BEGIN Data entries

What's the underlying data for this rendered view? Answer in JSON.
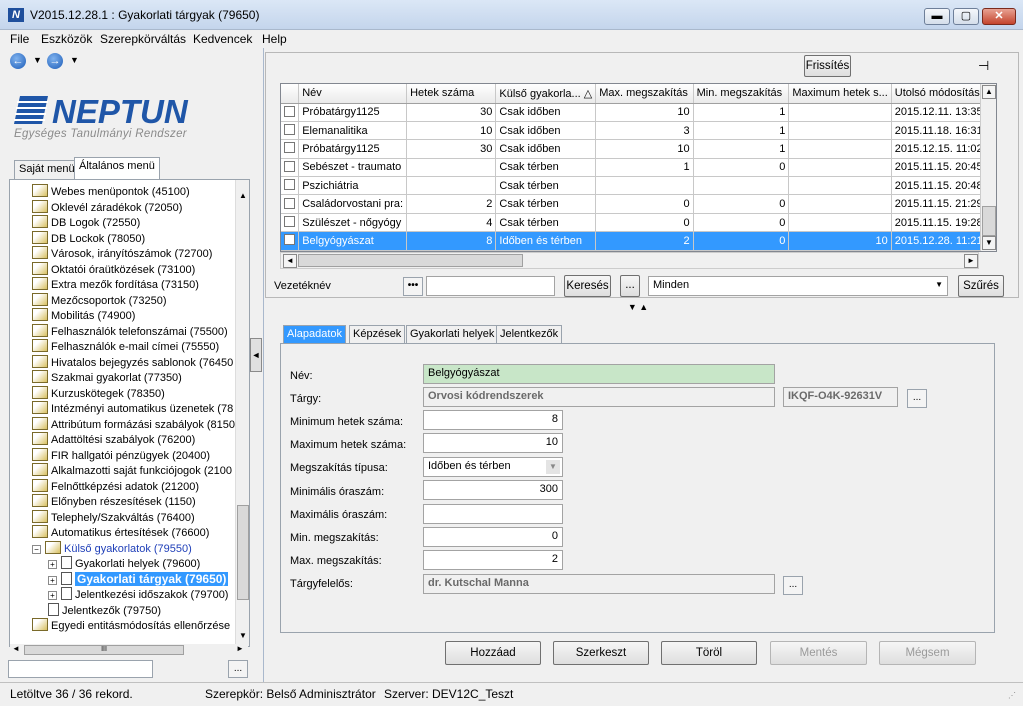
{
  "window": {
    "title": "V2015.12.28.1 : Gyakorlati tárgyak (79650)",
    "app_icon": "N",
    "min": "▬",
    "max": "▢",
    "close": "✕"
  },
  "menu": [
    "File",
    "Eszközök",
    "Szerepkörváltás",
    "Kedvencek",
    "Help"
  ],
  "logo": {
    "name": "NEPTUN",
    "subtitle": "Egységes Tanulmányi Rendszer"
  },
  "left_tabs": [
    "Saját menü",
    "Általános menü"
  ],
  "tree": [
    {
      "label": "Webes menüpontok (45100)",
      "level": 0
    },
    {
      "label": "Oklevél záradékok (72050)",
      "level": 0
    },
    {
      "label": "DB Logok (72550)",
      "level": 0
    },
    {
      "label": "DB Lockok (78050)",
      "level": 0
    },
    {
      "label": "Városok, irányítószámok (72700)",
      "level": 0
    },
    {
      "label": "Oktatói óraütközések (73100)",
      "level": 0
    },
    {
      "label": "Extra mezők fordítása (73150)",
      "level": 0
    },
    {
      "label": "Mezőcsoportok (73250)",
      "level": 0
    },
    {
      "label": "Mobilitás (74900)",
      "level": 0
    },
    {
      "label": "Felhasználók telefonszámai (75500)",
      "level": 0
    },
    {
      "label": "Felhasználók e-mail címei (75550)",
      "level": 0
    },
    {
      "label": "Hivatalos bejegyzés sablonok (76450",
      "level": 0
    },
    {
      "label": "Szakmai gyakorlat (77350)",
      "level": 0
    },
    {
      "label": "Kurzuskötegek (78350)",
      "level": 0
    },
    {
      "label": "Intézményi automatikus üzenetek (78",
      "level": 0
    },
    {
      "label": "Attribútum formázási szabályok (8150",
      "level": 0
    },
    {
      "label": "Adattöltési szabályok (76200)",
      "level": 0
    },
    {
      "label": "FIR hallgatói pénzügyek (20400)",
      "level": 0
    },
    {
      "label": "Alkalmazotti saját funkciójogok (2100",
      "level": 0
    },
    {
      "label": "Felnőttképzési adatok (21200)",
      "level": 0
    },
    {
      "label": "Előnyben részesítések (1150)",
      "level": 0
    },
    {
      "label": "Telephely/Szakváltás (76400)",
      "level": 0
    },
    {
      "label": "Automatikus értesítések (76600)",
      "level": 0
    },
    {
      "label": "Külső gyakorlatok (79550)",
      "level": 0,
      "expander": "−",
      "blue": true
    },
    {
      "label": "Gyakorlati helyek (79600)",
      "level": 1,
      "expander": "+"
    },
    {
      "label": "Gyakorlati tárgyak (79650)",
      "level": 1,
      "expander": "+",
      "selected": true
    },
    {
      "label": "Jelentkezési időszakok (79700)",
      "level": 1,
      "expander": "+"
    },
    {
      "label": "Jelentkezők (79750)",
      "level": 1
    },
    {
      "label": "Egyedi entitásmódosítás ellenőrzése",
      "level": 0
    }
  ],
  "left_hscroll_label": "III",
  "toolbar": {
    "refresh": "Frissítés",
    "pin": "⊣"
  },
  "grid": {
    "columns": [
      "",
      "Név",
      "Hetek száma",
      "Külső gyakorla... △",
      "Max. megszakítás",
      "Min. megszakítás",
      "Maximum hetek s...",
      "Utolsó módosítás ..."
    ],
    "rows": [
      [
        "",
        "Próbatárgy1125",
        "30",
        "Csak időben",
        "10",
        "1",
        "",
        "2015.12.11. 13:35:3"
      ],
      [
        "",
        "Elemanalitika",
        "10",
        "Csak időben",
        "3",
        "1",
        "",
        "2015.11.18. 16:31:1"
      ],
      [
        "",
        "Próbatárgy1125",
        "30",
        "Csak időben",
        "10",
        "1",
        "",
        "2015.12.15. 11:02:2"
      ],
      [
        "",
        "Sebészet - traumato",
        "",
        "Csak térben",
        "1",
        "0",
        "",
        "2015.11.15. 20:45:0"
      ],
      [
        "",
        "Pszichiátria",
        "",
        "Csak térben",
        "",
        "",
        "",
        "2015.11.15. 20:48:3"
      ],
      [
        "",
        "Családorvostani pra:",
        "2",
        "Csak térben",
        "0",
        "0",
        "",
        "2015.11.15. 21:29:1"
      ],
      [
        "",
        "Szülészet - nőgyógy",
        "4",
        "Csak térben",
        "0",
        "0",
        "",
        "2015.11.15. 19:28:3"
      ],
      [
        "",
        "Belgyógyászat",
        "8",
        "Időben és térben",
        "2",
        "0",
        "10",
        "2015.12.28. 11:21:2"
      ]
    ],
    "selected_row": 7
  },
  "filter": {
    "label": "Vezetéknév",
    "dots": "•••",
    "value": "",
    "search": "Keresés",
    "ellipsis": "...",
    "combo": "Minden",
    "filter": "Szűrés"
  },
  "detail_tabs": [
    "Alapadatok",
    "Képzések",
    "Gyakorlati helyek",
    "Jelentkezők"
  ],
  "form": {
    "nev_label": "Név:",
    "nev": "Belgyógyászat",
    "targy_label": "Tárgy:",
    "targy": "Orvosi kódrendszerek",
    "targy_code": "IKQF-O4K-92631V",
    "min_hetek_label": "Minimum hetek száma:",
    "min_hetek": "8",
    "max_hetek_label": "Maximum hetek száma:",
    "max_hetek": "10",
    "megsz_tipus_label": "Megszakítás típusa:",
    "megsz_tipus": "Időben és térben",
    "min_oraszam_label": "Minimális óraszám:",
    "min_oraszam": "300",
    "max_oraszam_label": "Maximális óraszám:",
    "max_oraszam": "",
    "min_megsz_label": "Min. megszakítás:",
    "min_megsz": "0",
    "max_megsz_label": "Max. megszakítás:",
    "max_megsz": "2",
    "felelos_label": "Tárgyfelelős:",
    "felelos": "dr. Kutschal Manna"
  },
  "actions": [
    "Hozzáad",
    "Szerkeszt",
    "Töröl",
    "Mentés",
    "Mégsem"
  ],
  "status": {
    "records": "Letöltve 36 / 36 rekord.",
    "role": "Szerepkör: Belső Adminisztrátor",
    "server": "Szerver: DEV12C_Teszt"
  }
}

END Data entries

### Instruction:
Return every line of the records exactly as given, pictures excluded.

### The reply:
What's the underlying data for this rendered view? Answer in JSON.
{
  "window": {
    "title": "V2015.12.28.1 : Gyakorlati tárgyak (79650)",
    "app_icon": "N",
    "min": "▬",
    "max": "▢",
    "close": "✕"
  },
  "menu": [
    "File",
    "Eszközök",
    "Szerepkörváltás",
    "Kedvencek",
    "Help"
  ],
  "logo": {
    "name": "NEPTUN",
    "subtitle": "Egységes Tanulmányi Rendszer"
  },
  "left_tabs": [
    "Saját menü",
    "Általános menü"
  ],
  "tree": [
    {
      "label": "Webes menüpontok (45100)",
      "level": 0
    },
    {
      "label": "Oklevél záradékok (72050)",
      "level": 0
    },
    {
      "label": "DB Logok (72550)",
      "level": 0
    },
    {
      "label": "DB Lockok (78050)",
      "level": 0
    },
    {
      "label": "Városok, irányítószámok (72700)",
      "level": 0
    },
    {
      "label": "Oktatói óraütközések (73100)",
      "level": 0
    },
    {
      "label": "Extra mezők fordítása (73150)",
      "level": 0
    },
    {
      "label": "Mezőcsoportok (73250)",
      "level": 0
    },
    {
      "label": "Mobilitás (74900)",
      "level": 0
    },
    {
      "label": "Felhasználók telefonszámai (75500)",
      "level": 0
    },
    {
      "label": "Felhasználók e-mail címei (75550)",
      "level": 0
    },
    {
      "label": "Hivatalos bejegyzés sablonok (76450",
      "level": 0
    },
    {
      "label": "Szakmai gyakorlat (77350)",
      "level": 0
    },
    {
      "label": "Kurzuskötegek (78350)",
      "level": 0
    },
    {
      "label": "Intézményi automatikus üzenetek (78",
      "level": 0
    },
    {
      "label": "Attribútum formázási szabályok (8150",
      "level": 0
    },
    {
      "label": "Adattöltési szabályok (76200)",
      "level": 0
    },
    {
      "label": "FIR hallgatói pénzügyek (20400)",
      "level": 0
    },
    {
      "label": "Alkalmazotti saját funkciójogok (2100",
      "level": 0
    },
    {
      "label": "Felnőttképzési adatok (21200)",
      "level": 0
    },
    {
      "label": "Előnyben részesítések (1150)",
      "level": 0
    },
    {
      "label": "Telephely/Szakváltás (76400)",
      "level": 0
    },
    {
      "label": "Automatikus értesítések (76600)",
      "level": 0
    },
    {
      "label": "Külső gyakorlatok (79550)",
      "level": 0,
      "expander": "−",
      "blue": true
    },
    {
      "label": "Gyakorlati helyek (79600)",
      "level": 1,
      "expander": "+"
    },
    {
      "label": "Gyakorlati tárgyak (79650)",
      "level": 1,
      "expander": "+",
      "selected": true
    },
    {
      "label": "Jelentkezési időszakok (79700)",
      "level": 1,
      "expander": "+"
    },
    {
      "label": "Jelentkezők (79750)",
      "level": 1
    },
    {
      "label": "Egyedi entitásmódosítás ellenőrzése",
      "level": 0
    }
  ],
  "left_hscroll_label": "III",
  "toolbar": {
    "refresh": "Frissítés",
    "pin": "⊣"
  },
  "grid": {
    "columns": [
      "",
      "Név",
      "Hetek száma",
      "Külső gyakorla... △",
      "Max. megszakítás",
      "Min. megszakítás",
      "Maximum hetek s...",
      "Utolsó módosítás ..."
    ],
    "rows": [
      [
        "",
        "Próbatárgy1125",
        "30",
        "Csak időben",
        "10",
        "1",
        "",
        "2015.12.11. 13:35:3"
      ],
      [
        "",
        "Elemanalitika",
        "10",
        "Csak időben",
        "3",
        "1",
        "",
        "2015.11.18. 16:31:1"
      ],
      [
        "",
        "Próbatárgy1125",
        "30",
        "Csak időben",
        "10",
        "1",
        "",
        "2015.12.15. 11:02:2"
      ],
      [
        "",
        "Sebészet - traumato",
        "",
        "Csak térben",
        "1",
        "0",
        "",
        "2015.11.15. 20:45:0"
      ],
      [
        "",
        "Pszichiátria",
        "",
        "Csak térben",
        "",
        "",
        "",
        "2015.11.15. 20:48:3"
      ],
      [
        "",
        "Családorvostani pra:",
        "2",
        "Csak térben",
        "0",
        "0",
        "",
        "2015.11.15. 21:29:1"
      ],
      [
        "",
        "Szülészet - nőgyógy",
        "4",
        "Csak térben",
        "0",
        "0",
        "",
        "2015.11.15. 19:28:3"
      ],
      [
        "",
        "Belgyógyászat",
        "8",
        "Időben és térben",
        "2",
        "0",
        "10",
        "2015.12.28. 11:21:2"
      ]
    ],
    "selected_row": 7
  },
  "filter": {
    "label": "Vezetéknév",
    "dots": "•••",
    "value": "",
    "search": "Keresés",
    "ellipsis": "...",
    "combo": "Minden",
    "filter": "Szűrés"
  },
  "detail_tabs": [
    "Alapadatok",
    "Képzések",
    "Gyakorlati helyek",
    "Jelentkezők"
  ],
  "form": {
    "nev_label": "Név:",
    "nev": "Belgyógyászat",
    "targy_label": "Tárgy:",
    "targy": "Orvosi kódrendszerek",
    "targy_code": "IKQF-O4K-92631V",
    "min_hetek_label": "Minimum hetek száma:",
    "min_hetek": "8",
    "max_hetek_label": "Maximum hetek száma:",
    "max_hetek": "10",
    "megsz_tipus_label": "Megszakítás típusa:",
    "megsz_tipus": "Időben és térben",
    "min_oraszam_label": "Minimális óraszám:",
    "min_oraszam": "300",
    "max_oraszam_label": "Maximális óraszám:",
    "max_oraszam": "",
    "min_megsz_label": "Min. megszakítás:",
    "min_megsz": "0",
    "max_megsz_label": "Max. megszakítás:",
    "max_megsz": "2",
    "felelos_label": "Tárgyfelelős:",
    "felelos": "dr. Kutschal Manna"
  },
  "actions": [
    "Hozzáad",
    "Szerkeszt",
    "Töröl",
    "Mentés",
    "Mégsem"
  ],
  "status": {
    "records": "Letöltve 36 / 36 rekord.",
    "role": "Szerepkör: Belső Adminisztrátor",
    "server": "Szerver: DEV12C_Teszt"
  }
}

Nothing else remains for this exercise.